### ENTRIES ###
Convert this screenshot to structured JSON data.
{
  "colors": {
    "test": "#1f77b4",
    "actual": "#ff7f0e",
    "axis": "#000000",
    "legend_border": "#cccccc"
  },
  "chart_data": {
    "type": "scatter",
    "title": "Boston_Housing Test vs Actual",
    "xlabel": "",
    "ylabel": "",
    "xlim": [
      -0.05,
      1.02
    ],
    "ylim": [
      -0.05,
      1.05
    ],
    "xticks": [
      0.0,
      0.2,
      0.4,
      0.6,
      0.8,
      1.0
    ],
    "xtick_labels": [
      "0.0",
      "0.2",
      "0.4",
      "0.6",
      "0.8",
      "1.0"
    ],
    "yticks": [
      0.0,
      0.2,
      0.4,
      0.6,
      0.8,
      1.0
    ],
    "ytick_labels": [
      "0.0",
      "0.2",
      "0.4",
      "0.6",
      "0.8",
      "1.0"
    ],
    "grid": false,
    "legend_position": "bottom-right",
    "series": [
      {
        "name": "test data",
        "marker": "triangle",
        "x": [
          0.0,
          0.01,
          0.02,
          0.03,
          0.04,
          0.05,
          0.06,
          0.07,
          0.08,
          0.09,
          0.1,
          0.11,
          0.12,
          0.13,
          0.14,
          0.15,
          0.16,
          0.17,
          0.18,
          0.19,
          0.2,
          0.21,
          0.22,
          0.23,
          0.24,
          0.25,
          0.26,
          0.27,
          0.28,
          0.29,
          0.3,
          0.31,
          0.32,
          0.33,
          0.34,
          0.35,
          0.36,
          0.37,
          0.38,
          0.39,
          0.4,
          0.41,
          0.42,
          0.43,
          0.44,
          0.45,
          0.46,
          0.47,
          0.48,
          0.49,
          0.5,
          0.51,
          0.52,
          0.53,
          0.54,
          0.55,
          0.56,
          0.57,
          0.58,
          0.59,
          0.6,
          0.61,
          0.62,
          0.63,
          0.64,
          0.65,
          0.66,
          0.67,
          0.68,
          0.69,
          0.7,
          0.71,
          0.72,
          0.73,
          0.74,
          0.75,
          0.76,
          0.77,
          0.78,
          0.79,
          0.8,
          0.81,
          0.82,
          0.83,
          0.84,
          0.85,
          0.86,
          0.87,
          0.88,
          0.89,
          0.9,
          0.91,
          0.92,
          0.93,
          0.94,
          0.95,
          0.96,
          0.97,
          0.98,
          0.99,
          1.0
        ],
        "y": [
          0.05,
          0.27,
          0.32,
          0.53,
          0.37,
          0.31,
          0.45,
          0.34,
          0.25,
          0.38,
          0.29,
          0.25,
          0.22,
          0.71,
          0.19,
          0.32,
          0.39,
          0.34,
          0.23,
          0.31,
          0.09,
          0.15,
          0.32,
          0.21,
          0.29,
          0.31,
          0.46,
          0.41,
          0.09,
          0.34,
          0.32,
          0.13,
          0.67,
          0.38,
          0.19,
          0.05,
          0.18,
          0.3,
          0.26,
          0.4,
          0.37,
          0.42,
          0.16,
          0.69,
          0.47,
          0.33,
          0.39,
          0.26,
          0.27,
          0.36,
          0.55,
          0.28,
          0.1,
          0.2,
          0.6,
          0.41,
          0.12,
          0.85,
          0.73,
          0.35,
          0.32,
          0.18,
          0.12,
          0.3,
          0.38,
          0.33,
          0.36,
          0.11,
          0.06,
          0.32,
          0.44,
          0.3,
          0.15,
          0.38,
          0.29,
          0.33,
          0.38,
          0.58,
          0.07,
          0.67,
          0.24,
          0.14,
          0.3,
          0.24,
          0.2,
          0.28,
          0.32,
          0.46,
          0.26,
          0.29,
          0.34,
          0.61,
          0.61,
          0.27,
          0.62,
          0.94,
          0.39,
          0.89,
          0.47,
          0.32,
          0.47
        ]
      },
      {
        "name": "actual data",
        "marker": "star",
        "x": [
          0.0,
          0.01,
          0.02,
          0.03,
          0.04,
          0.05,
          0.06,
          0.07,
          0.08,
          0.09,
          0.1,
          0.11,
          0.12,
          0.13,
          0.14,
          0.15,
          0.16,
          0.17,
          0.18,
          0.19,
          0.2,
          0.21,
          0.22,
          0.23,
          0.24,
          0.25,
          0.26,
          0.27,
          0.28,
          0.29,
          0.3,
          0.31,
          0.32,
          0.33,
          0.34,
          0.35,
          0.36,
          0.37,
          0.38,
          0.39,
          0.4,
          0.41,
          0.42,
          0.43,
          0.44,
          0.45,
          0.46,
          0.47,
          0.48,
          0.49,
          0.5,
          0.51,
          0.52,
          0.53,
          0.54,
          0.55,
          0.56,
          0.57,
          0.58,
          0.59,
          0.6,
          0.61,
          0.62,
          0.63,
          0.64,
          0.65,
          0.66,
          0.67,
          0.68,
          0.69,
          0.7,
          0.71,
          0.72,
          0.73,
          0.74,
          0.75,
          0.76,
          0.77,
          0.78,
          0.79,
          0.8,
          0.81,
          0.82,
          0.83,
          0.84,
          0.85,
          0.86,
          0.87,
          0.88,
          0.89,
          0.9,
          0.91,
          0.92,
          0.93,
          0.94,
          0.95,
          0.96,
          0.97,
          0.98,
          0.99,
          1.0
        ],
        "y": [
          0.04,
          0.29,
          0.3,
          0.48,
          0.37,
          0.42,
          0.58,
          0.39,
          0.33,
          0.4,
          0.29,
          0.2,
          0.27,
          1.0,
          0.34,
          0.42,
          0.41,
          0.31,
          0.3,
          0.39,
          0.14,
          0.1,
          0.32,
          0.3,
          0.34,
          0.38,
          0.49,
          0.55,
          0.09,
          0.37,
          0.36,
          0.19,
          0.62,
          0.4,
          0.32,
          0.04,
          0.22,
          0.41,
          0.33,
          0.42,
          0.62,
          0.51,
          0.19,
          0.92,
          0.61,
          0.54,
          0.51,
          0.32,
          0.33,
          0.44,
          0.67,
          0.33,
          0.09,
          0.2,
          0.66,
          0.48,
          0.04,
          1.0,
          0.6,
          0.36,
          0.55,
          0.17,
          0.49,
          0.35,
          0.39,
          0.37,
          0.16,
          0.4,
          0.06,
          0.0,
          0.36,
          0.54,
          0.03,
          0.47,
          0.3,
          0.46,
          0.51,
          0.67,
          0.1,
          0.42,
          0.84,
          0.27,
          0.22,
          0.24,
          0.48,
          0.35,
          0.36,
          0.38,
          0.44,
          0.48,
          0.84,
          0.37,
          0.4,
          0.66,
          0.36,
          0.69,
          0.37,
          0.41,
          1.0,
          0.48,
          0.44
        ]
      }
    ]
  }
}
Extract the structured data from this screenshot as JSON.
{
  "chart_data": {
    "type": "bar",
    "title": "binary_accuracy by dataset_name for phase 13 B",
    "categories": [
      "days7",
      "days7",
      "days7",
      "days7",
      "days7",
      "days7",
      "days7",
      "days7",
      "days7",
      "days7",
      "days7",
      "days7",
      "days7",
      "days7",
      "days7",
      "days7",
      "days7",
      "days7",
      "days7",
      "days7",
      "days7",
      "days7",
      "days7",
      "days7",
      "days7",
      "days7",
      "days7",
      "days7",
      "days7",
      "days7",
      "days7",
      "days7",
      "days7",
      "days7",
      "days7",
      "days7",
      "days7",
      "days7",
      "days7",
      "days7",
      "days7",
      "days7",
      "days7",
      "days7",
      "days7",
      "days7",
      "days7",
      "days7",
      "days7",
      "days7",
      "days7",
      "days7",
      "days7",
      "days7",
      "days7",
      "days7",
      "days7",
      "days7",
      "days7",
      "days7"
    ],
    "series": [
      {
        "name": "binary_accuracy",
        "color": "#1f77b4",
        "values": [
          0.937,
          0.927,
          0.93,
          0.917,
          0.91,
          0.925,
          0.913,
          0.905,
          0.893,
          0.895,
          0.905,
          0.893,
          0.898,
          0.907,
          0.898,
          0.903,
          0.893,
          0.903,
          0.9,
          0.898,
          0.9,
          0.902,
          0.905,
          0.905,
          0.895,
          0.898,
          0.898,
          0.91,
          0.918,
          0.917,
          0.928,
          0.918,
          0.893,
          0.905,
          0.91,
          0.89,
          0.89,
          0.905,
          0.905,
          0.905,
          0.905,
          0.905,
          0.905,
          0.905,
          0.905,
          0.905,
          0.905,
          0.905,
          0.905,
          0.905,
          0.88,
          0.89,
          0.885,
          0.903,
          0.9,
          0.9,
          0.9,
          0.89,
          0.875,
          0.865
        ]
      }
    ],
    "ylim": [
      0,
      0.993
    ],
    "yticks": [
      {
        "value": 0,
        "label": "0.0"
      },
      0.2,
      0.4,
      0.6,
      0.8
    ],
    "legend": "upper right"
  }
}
###
TASK INSTRUCTIONS:
Above are the records. Identify each line that contains the word "right".

PROBLEM SOLUTION:
    "legend_position": "bottom-right",
    "legend": "upper right"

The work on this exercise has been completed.